__PROVIDED INFORMATION__:
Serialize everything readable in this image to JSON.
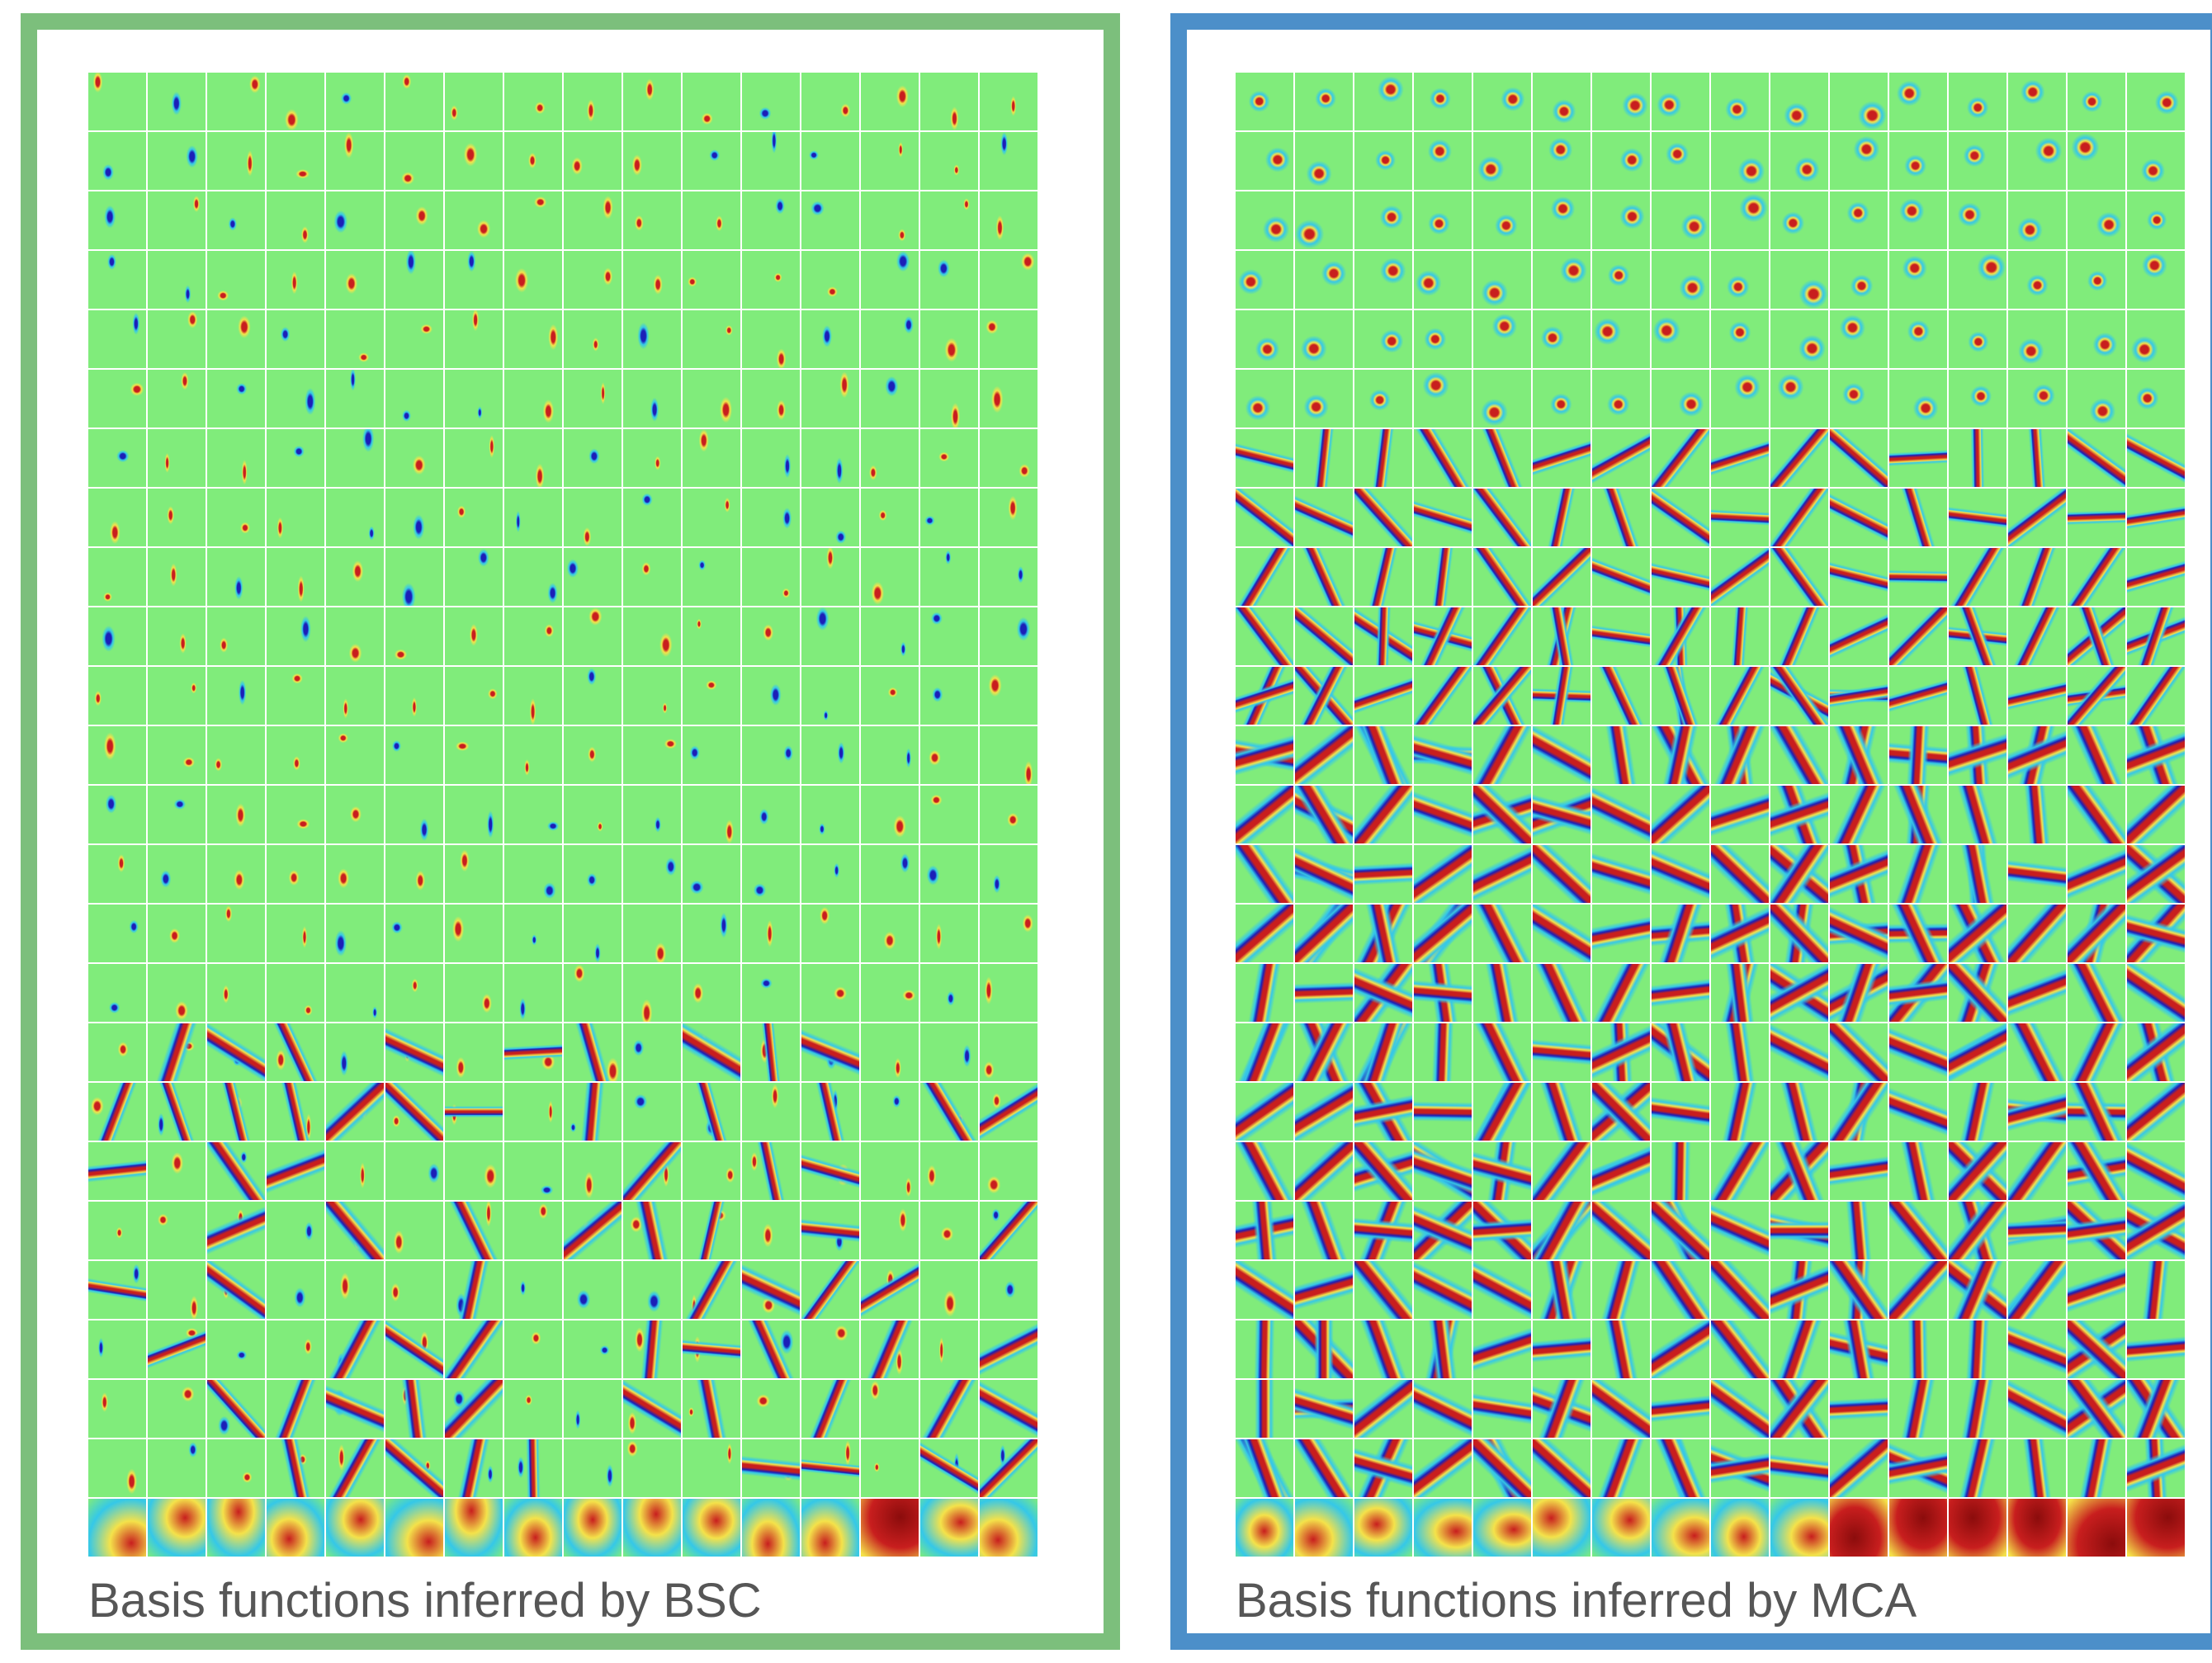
{
  "figure": {
    "panels": [
      {
        "id": "bsc",
        "caption": "Basis functions inferred by BSC",
        "frame_color": "#7cbf7c",
        "grid_rows": 25,
        "grid_cols": 16,
        "dominant_pattern": "localized-blobs",
        "last_row": "broad-low-frequency"
      },
      {
        "id": "mca",
        "caption": "Basis functions inferred by MCA",
        "frame_color": "#4c8fc9",
        "grid_rows": 25,
        "grid_cols": 16,
        "dominant_pattern": "center-surround-to-gabor-edges",
        "last_row": "broad-low-frequency"
      }
    ],
    "colormap": {
      "background": "#80ec7b",
      "positive": "#c81e1e",
      "positive_light": "#f4e24a",
      "negative": "#1b1fb8",
      "negative_light": "#35c8e8",
      "saturated_dark": "#8b0c0c"
    }
  }
}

__OBJECTIVE__:
Output each line exactly; omit every picture.

__RESULT__:
Serialize everything readable in this image to JSON.
{
  "figure": {
    "panels": [
      {
        "id": "bsc",
        "caption": "Basis functions inferred by BSC",
        "frame_color": "#7cbf7c",
        "grid_rows": 25,
        "grid_cols": 16,
        "dominant_pattern": "localized-blobs",
        "last_row": "broad-low-frequency"
      },
      {
        "id": "mca",
        "caption": "Basis functions inferred by MCA",
        "frame_color": "#4c8fc9",
        "grid_rows": 25,
        "grid_cols": 16,
        "dominant_pattern": "center-surround-to-gabor-edges",
        "last_row": "broad-low-frequency"
      }
    ],
    "colormap": {
      "background": "#80ec7b",
      "positive": "#c81e1e",
      "positive_light": "#f4e24a",
      "negative": "#1b1fb8",
      "negative_light": "#35c8e8",
      "saturated_dark": "#8b0c0c"
    }
  }
}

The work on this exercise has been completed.